#### [Problem statement]
Using the data below, copy each line that includes the word "only".

Lines of data:
--------------------

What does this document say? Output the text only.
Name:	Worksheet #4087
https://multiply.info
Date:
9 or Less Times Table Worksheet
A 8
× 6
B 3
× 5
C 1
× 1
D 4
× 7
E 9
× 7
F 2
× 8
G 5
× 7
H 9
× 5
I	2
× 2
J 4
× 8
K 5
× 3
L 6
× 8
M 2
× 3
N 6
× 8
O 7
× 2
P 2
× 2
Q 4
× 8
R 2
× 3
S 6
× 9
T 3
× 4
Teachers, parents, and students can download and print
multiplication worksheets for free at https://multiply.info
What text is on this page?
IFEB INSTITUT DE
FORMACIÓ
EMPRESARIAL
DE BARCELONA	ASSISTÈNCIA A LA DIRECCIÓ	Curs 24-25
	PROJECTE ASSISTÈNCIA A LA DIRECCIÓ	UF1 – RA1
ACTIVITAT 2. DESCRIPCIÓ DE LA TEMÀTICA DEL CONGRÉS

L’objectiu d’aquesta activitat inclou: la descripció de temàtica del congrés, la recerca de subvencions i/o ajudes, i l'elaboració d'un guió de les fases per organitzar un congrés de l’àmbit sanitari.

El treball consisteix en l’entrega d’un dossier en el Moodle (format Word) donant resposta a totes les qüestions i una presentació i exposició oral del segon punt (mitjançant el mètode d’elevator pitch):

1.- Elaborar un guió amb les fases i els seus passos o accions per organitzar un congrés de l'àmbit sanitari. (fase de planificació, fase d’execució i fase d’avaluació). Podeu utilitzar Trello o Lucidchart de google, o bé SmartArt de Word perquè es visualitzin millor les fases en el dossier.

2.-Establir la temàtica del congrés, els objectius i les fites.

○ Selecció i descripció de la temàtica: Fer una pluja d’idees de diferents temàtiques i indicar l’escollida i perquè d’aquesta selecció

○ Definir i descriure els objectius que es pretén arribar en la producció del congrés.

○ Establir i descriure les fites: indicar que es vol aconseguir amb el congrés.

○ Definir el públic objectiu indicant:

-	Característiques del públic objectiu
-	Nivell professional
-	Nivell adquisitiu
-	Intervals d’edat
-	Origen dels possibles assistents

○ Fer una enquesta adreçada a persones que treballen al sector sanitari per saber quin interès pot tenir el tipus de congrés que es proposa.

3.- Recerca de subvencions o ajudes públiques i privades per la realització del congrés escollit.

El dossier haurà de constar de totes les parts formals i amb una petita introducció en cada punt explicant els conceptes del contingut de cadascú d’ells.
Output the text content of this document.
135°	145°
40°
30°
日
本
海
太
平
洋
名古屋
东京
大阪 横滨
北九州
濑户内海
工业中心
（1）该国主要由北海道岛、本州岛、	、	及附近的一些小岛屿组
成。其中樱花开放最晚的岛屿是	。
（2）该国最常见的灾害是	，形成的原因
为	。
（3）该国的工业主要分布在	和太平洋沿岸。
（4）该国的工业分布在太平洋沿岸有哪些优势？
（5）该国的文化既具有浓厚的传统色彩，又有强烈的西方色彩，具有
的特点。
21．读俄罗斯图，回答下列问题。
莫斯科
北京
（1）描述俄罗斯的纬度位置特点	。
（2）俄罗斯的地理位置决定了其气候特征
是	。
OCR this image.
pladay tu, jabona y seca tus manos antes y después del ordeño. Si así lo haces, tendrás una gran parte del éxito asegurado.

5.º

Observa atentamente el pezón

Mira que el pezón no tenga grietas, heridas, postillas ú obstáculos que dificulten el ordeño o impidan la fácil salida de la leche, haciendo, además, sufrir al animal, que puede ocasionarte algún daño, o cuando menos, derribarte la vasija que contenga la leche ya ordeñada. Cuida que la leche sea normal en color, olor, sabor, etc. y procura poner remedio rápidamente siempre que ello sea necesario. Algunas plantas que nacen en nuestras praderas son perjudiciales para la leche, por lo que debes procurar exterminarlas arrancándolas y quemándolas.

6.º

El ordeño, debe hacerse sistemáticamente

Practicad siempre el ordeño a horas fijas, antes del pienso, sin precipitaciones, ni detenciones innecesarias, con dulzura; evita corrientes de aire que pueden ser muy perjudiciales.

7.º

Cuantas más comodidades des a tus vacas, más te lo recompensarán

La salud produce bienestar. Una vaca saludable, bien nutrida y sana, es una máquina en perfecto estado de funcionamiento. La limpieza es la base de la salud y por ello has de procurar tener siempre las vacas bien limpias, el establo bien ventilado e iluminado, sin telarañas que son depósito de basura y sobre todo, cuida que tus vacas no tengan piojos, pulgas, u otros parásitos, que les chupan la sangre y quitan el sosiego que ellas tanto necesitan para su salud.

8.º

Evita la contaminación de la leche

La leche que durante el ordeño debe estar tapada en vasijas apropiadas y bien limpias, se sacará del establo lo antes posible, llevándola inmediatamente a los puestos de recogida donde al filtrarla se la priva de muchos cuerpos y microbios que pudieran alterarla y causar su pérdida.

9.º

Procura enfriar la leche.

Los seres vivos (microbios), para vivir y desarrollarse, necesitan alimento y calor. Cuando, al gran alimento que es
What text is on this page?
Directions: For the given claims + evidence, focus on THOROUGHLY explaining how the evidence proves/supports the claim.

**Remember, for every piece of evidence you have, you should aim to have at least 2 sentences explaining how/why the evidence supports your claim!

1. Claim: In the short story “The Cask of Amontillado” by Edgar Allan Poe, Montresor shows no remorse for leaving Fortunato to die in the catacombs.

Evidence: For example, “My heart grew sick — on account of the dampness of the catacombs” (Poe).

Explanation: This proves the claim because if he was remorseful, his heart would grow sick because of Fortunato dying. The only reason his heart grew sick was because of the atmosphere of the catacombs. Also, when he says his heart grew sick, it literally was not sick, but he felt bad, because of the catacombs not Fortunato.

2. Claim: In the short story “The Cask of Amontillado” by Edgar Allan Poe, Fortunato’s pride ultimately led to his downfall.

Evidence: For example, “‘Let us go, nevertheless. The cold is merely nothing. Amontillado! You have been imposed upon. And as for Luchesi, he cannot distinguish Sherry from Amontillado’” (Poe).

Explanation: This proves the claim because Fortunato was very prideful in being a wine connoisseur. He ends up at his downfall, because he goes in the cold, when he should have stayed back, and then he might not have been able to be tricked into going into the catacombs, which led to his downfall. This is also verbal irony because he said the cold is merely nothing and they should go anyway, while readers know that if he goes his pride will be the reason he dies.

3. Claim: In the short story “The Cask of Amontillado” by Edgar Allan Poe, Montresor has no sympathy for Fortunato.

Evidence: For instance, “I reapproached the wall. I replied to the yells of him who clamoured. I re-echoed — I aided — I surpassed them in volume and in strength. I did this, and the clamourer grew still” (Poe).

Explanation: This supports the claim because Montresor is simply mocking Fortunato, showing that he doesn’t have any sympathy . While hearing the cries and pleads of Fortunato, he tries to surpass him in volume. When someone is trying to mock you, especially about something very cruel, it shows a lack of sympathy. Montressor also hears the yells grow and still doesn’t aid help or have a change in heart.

--------------------

#### [Exercise result]
What does this document say? Output the text only.
Explanation: This proves the claim because if he was remorseful, his heart would grow sick because of Fortunato dying. The only reason his heart grew sick was because of the atmosphere of the catacombs. Also, when he says his heart grew sick, it literally was not sick, but he felt bad, because of the catacombs not Fortunato.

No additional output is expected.